YOUR GOAL:
Gather every line below where "Carbon" appears.

>> Start EXCERPTED DATA

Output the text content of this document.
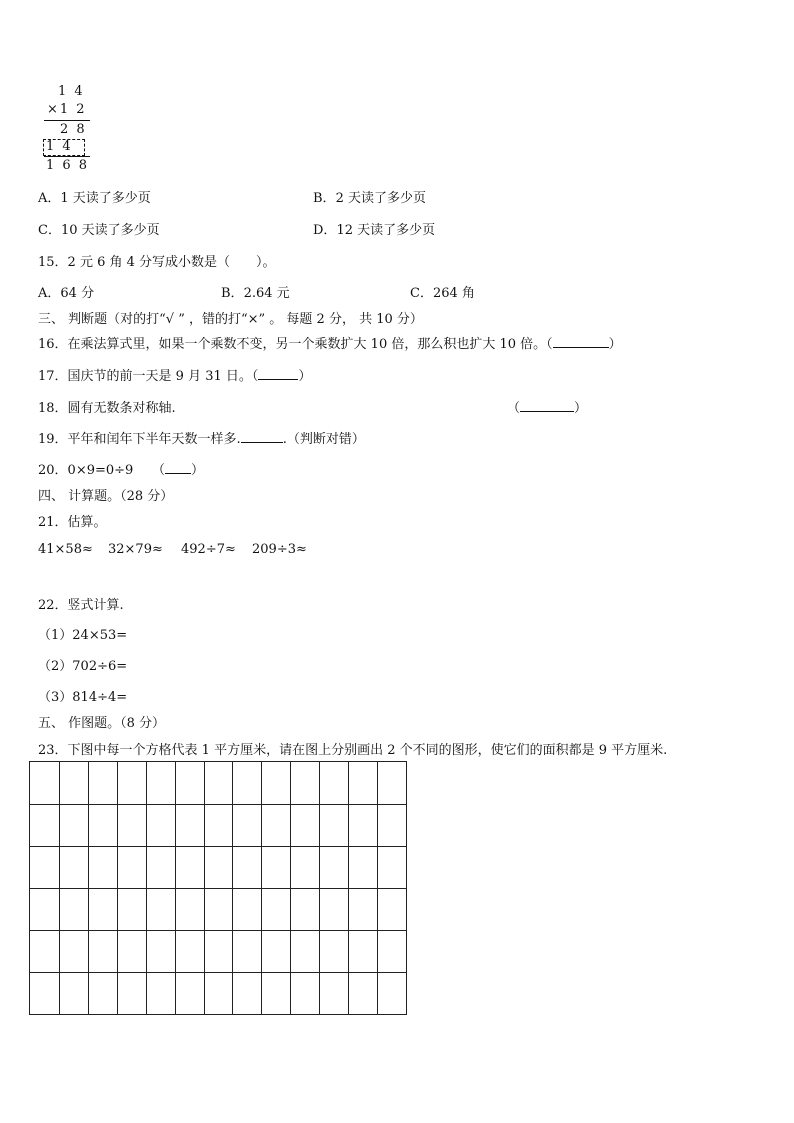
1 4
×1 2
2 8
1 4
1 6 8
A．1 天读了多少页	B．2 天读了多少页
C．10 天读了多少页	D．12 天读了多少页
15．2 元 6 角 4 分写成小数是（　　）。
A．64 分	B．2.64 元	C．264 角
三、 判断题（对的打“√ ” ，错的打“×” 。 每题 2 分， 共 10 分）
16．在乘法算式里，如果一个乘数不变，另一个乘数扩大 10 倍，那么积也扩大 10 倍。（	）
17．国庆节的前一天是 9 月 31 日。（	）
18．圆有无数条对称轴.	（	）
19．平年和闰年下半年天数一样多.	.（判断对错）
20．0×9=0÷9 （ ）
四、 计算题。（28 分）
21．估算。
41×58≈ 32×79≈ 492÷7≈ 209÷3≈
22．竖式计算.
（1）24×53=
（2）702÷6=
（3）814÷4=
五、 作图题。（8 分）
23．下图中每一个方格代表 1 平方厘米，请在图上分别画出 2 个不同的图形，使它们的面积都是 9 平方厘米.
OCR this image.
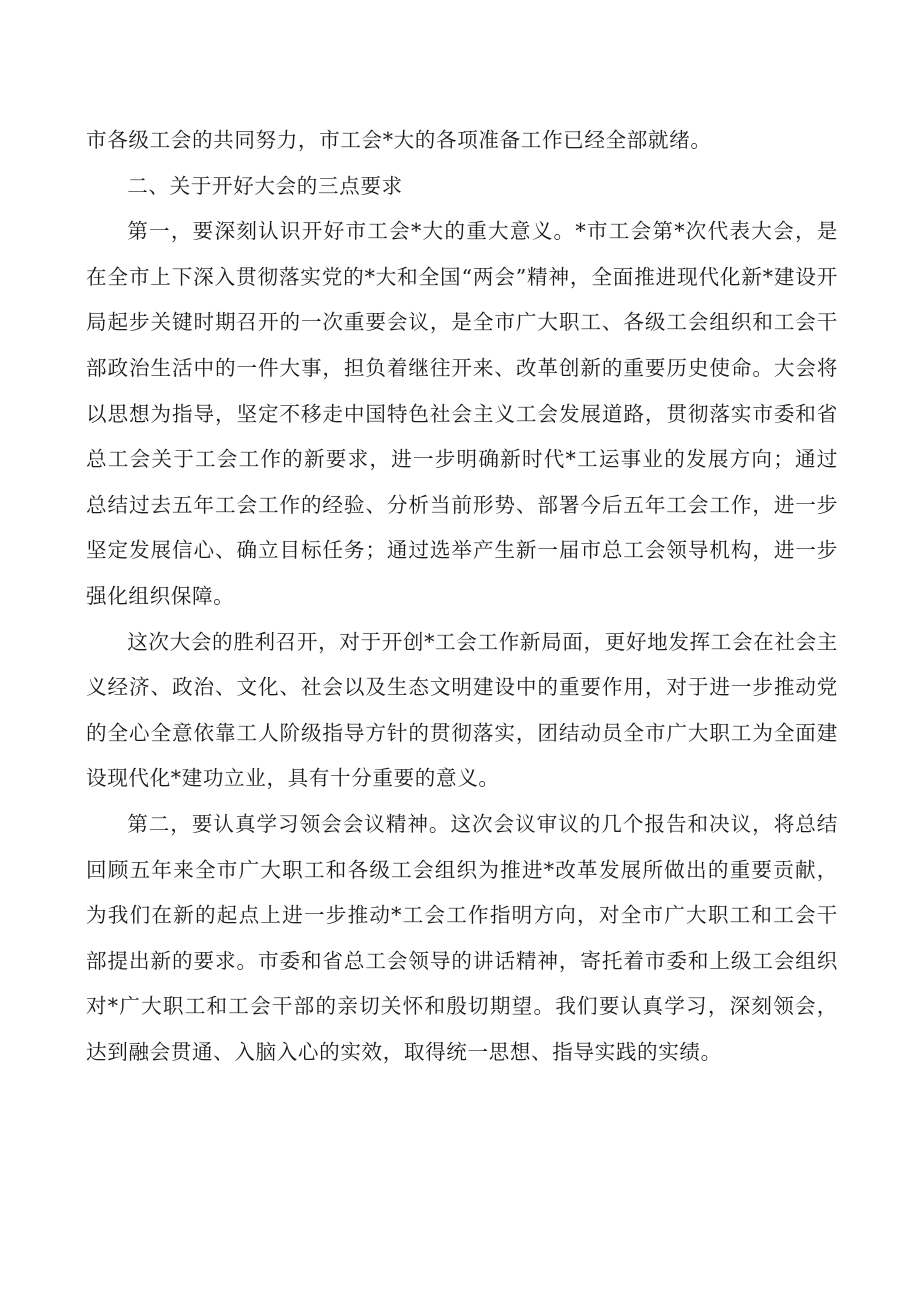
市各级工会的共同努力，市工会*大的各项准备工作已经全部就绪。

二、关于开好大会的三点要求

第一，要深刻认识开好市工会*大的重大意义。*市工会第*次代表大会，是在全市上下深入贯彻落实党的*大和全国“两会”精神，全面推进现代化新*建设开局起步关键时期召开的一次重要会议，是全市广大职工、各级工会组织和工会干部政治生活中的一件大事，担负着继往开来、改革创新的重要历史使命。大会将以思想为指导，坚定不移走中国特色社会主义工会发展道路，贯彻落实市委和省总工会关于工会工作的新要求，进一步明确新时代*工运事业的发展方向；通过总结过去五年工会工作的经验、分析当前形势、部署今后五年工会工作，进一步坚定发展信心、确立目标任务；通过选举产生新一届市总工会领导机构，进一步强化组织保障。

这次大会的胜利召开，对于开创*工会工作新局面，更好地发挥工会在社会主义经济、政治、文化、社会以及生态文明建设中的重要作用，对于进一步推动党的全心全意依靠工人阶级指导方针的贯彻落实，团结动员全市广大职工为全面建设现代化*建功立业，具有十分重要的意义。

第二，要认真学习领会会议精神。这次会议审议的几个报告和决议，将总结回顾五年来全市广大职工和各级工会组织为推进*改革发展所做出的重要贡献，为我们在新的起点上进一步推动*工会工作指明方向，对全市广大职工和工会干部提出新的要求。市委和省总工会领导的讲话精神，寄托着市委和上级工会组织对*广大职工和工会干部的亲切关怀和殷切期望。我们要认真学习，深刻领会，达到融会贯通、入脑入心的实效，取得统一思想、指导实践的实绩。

>> End EXCERPTED DATA
>> Start EXCERPTED DATA

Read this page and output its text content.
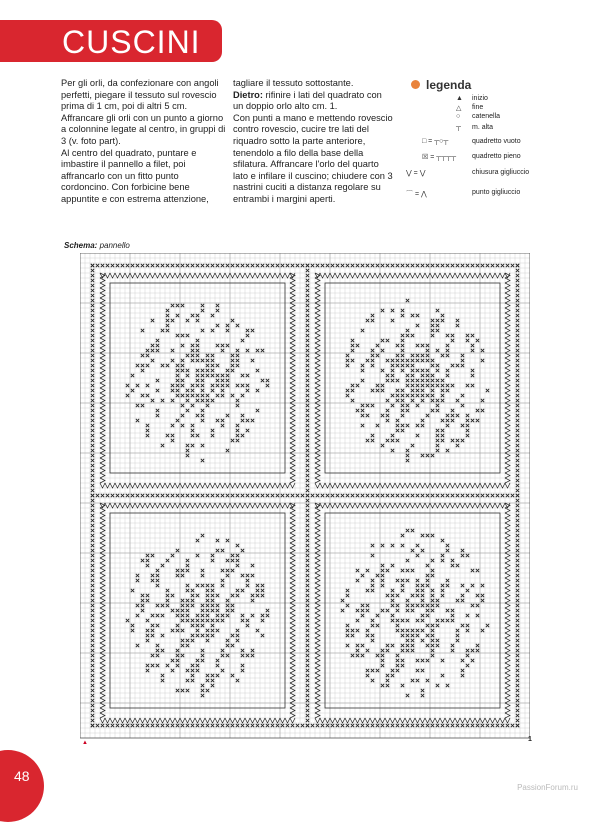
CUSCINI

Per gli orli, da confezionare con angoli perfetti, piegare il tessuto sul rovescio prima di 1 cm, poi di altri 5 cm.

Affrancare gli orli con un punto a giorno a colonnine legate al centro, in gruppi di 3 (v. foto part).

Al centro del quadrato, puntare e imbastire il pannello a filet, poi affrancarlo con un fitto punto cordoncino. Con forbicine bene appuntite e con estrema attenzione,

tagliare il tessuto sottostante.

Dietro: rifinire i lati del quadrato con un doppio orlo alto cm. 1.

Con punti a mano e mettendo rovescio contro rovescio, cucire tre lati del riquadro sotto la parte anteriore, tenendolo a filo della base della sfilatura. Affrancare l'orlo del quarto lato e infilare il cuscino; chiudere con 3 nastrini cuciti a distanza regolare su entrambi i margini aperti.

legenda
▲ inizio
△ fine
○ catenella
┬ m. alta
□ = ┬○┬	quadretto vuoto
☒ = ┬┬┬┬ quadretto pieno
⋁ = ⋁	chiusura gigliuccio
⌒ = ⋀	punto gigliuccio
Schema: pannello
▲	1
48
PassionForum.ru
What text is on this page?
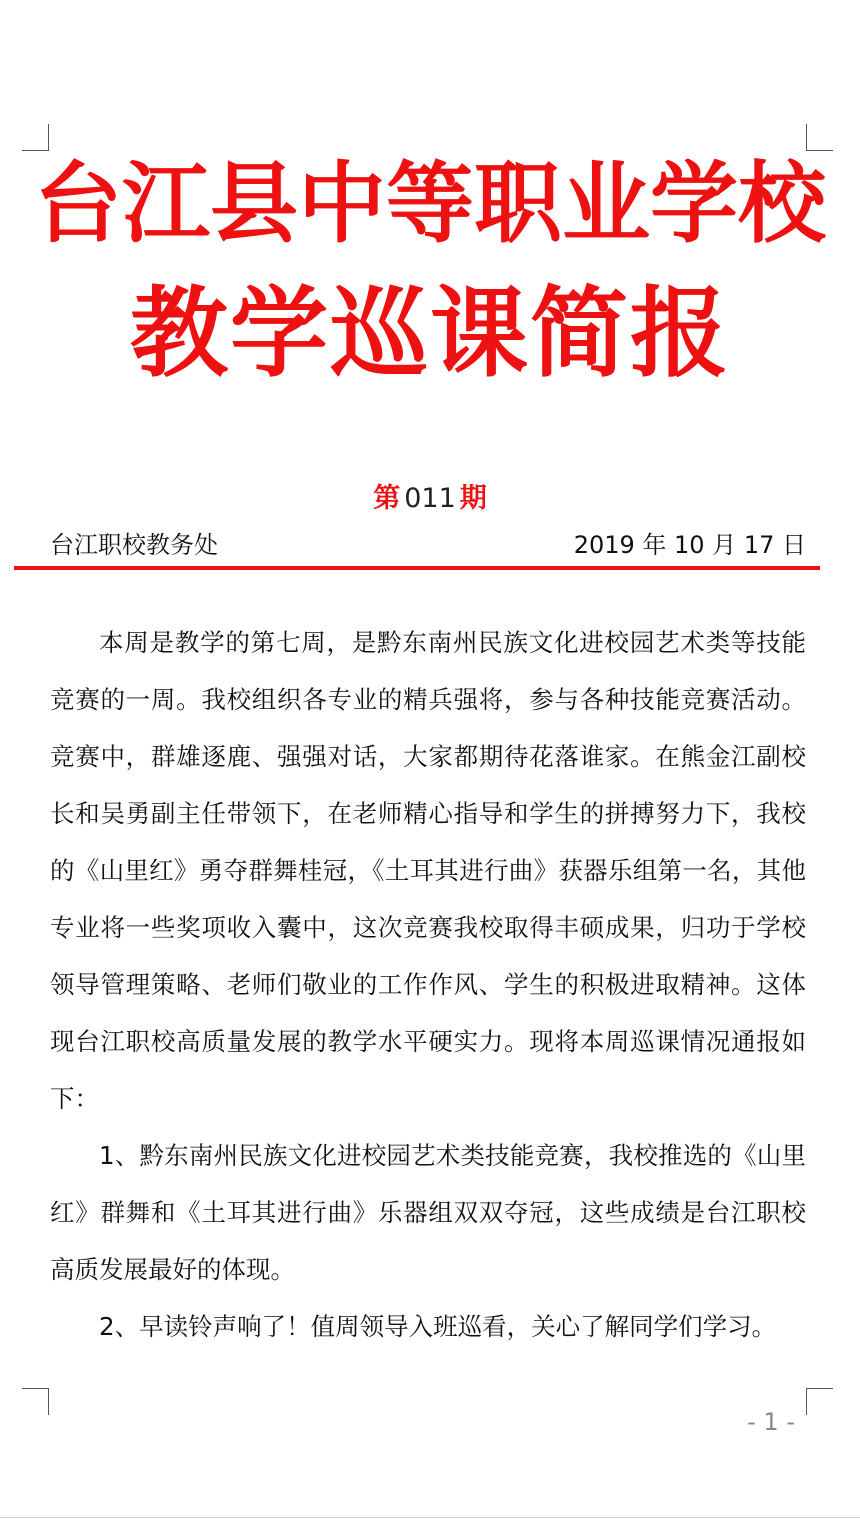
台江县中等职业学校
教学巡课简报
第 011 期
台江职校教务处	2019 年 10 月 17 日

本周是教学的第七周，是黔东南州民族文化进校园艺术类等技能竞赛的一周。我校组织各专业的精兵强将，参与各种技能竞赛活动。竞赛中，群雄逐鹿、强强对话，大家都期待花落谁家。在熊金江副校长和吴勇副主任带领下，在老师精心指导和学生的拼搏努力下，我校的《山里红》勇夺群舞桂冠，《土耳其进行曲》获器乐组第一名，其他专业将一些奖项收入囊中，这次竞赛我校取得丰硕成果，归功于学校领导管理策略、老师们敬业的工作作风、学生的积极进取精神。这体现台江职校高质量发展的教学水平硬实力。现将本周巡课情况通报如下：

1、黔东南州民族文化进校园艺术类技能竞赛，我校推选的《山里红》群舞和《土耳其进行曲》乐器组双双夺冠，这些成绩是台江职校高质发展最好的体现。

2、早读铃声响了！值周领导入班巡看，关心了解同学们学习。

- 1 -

>> End EXCERPTED DATA
>> Start EXCERPTED DATA

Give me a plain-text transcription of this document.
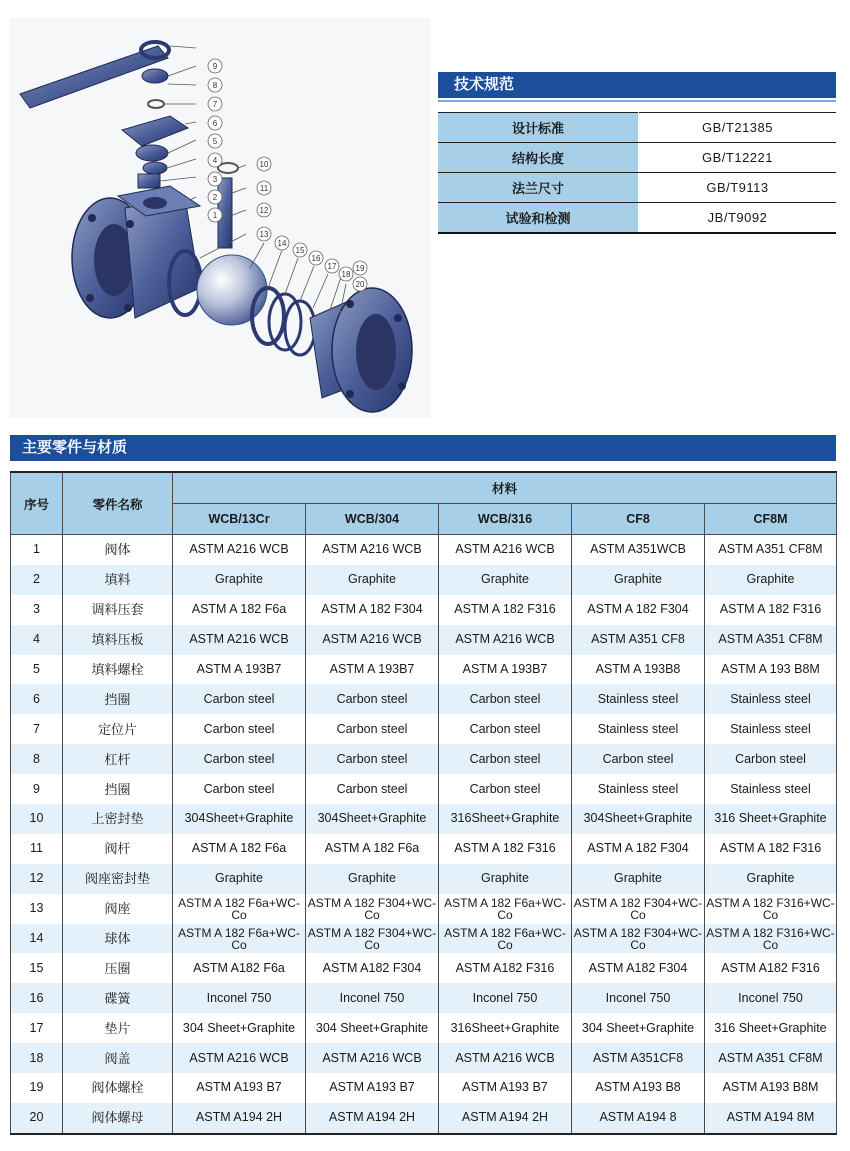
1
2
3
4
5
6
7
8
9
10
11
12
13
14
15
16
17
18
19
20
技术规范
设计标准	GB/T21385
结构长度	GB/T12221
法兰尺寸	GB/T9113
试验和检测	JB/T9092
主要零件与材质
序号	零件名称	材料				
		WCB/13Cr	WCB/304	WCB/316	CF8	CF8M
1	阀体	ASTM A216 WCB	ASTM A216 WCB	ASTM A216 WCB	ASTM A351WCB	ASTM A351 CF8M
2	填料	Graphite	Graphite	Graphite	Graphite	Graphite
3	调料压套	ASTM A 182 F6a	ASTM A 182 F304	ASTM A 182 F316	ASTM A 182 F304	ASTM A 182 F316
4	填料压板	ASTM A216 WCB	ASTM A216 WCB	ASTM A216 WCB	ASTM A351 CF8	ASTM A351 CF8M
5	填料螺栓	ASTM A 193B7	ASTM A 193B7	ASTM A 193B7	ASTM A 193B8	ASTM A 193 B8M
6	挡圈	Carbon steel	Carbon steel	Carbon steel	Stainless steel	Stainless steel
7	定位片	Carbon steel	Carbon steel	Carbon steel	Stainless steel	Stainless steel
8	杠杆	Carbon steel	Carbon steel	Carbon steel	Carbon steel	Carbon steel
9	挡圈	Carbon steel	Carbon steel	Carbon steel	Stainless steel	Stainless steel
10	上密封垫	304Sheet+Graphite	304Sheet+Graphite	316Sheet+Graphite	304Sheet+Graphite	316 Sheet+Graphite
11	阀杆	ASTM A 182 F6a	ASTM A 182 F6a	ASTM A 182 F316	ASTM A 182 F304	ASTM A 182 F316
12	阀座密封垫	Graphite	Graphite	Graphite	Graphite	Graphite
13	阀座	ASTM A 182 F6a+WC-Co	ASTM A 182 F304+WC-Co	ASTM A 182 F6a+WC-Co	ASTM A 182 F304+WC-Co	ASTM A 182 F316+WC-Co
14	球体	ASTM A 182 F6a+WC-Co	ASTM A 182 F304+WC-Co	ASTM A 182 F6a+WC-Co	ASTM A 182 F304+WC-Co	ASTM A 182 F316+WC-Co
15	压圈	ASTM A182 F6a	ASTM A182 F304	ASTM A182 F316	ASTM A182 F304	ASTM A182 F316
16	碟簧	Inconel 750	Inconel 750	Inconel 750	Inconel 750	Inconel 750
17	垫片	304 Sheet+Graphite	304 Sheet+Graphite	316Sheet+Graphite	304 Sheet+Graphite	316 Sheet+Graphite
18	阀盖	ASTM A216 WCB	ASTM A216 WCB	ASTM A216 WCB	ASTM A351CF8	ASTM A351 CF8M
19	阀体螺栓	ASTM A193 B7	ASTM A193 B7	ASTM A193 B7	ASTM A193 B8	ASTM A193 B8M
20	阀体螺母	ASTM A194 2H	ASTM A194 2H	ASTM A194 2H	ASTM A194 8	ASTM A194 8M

>> End EXCERPTED DATA

WORKED ANSWER:
6	挡圈	Carbon steel	Carbon steel	Carbon steel	Stainless steel	Stainless steel
7	定位片	Carbon steel	Carbon steel	Carbon steel	Stainless steel	Stainless steel
8	杠杆	Carbon steel	Carbon steel	Carbon steel	Carbon steel	Carbon steel
9	挡圈	Carbon steel	Carbon steel	Carbon steel	Stainless steel	Stainless steel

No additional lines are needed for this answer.